▸ **Written instruction**: Extract the full listing verbatim and drop any pictures from your copy.
◆ ◆ ◆ ◆ ◆ ◆ ◆
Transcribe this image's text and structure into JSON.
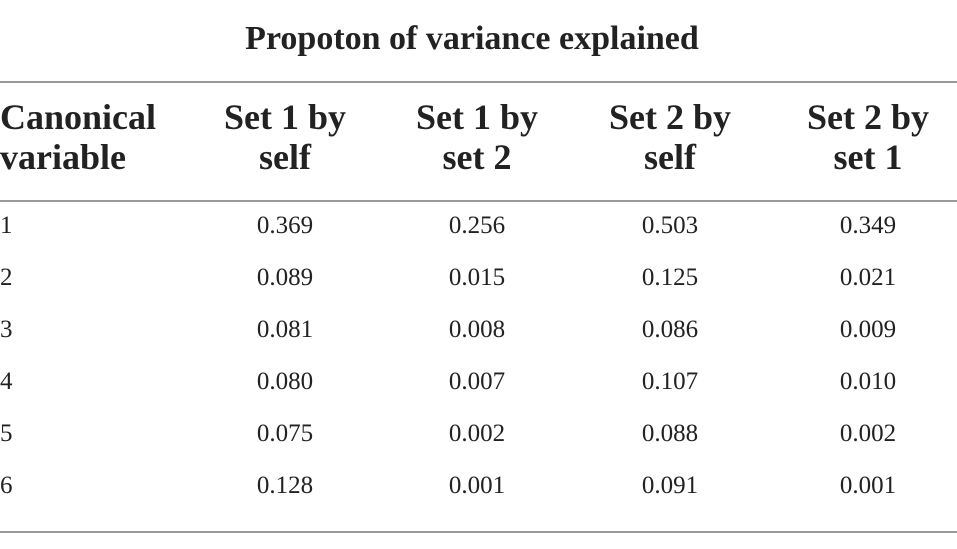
{
  "table": {
    "title": "Propoton of variance explained",
    "header": [
      "Canonical\nvariable",
      "Set 1 by\nself",
      "Set 1 by\nset 2",
      "Set 2 by\nself",
      "Set 2 by\nset 1"
    ],
    "rows": [
      [
        "1",
        "0.369",
        "0.256",
        "0.503",
        "0.349"
      ],
      [
        "2",
        "0.089",
        "0.015",
        "0.125",
        "0.021"
      ],
      [
        "3",
        "0.081",
        "0.008",
        "0.086",
        "0.009"
      ],
      [
        "4",
        "0.080",
        "0.007",
        "0.107",
        "0.010"
      ],
      [
        "5",
        "0.075",
        "0.002",
        "0.088",
        "0.002"
      ],
      [
        "6",
        "0.128",
        "0.001",
        "0.091",
        "0.001"
      ]
    ]
  }
}
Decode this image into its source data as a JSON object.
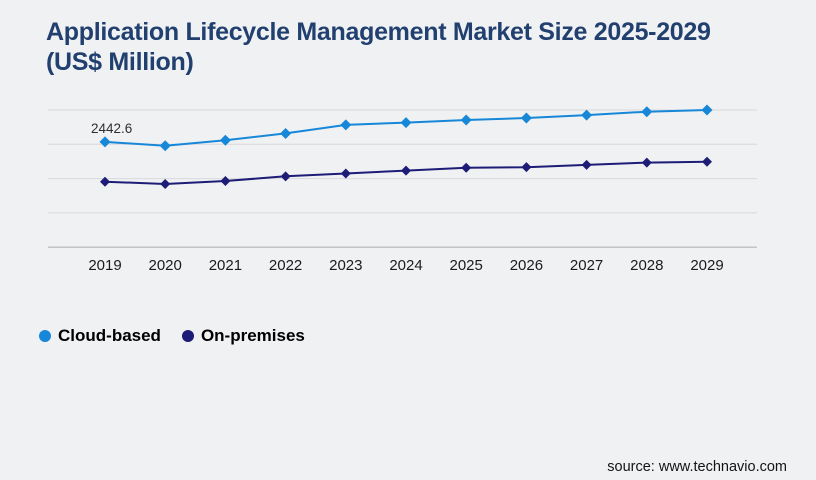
◆ ◆ ◆ ◆ ◆ ◆ ◆
▸ **Problem solution**:
Transcribe this image's text and structure into JSON.
{
  "table": {
    "title": "Propoton of variance explained",
    "header": [
      "Canonical\nvariable",
      "Set 1 by\nself",
      "Set 1 by\nset 2",
      "Set 2 by\nself",
      "Set 2 by\nset 1"
    ],
    "rows": [
      [
        "1",
        "0.369",
        "0.256",
        "0.503",
        "0.349"
      ],
      [
        "2",
        "0.089",
        "0.015",
        "0.125",
        "0.021"
      ],
      [
        "3",
        "0.081",
        "0.008",
        "0.086",
        "0.009"
      ],
      [
        "4",
        "0.080",
        "0.007",
        "0.107",
        "0.010"
      ],
      [
        "5",
        "0.075",
        "0.002",
        "0.088",
        "0.002"
      ],
      [
        "6",
        "0.128",
        "0.001",
        "0.091",
        "0.001"
      ]
    ]
  }
}
Decode this image into its source data as a JSON object.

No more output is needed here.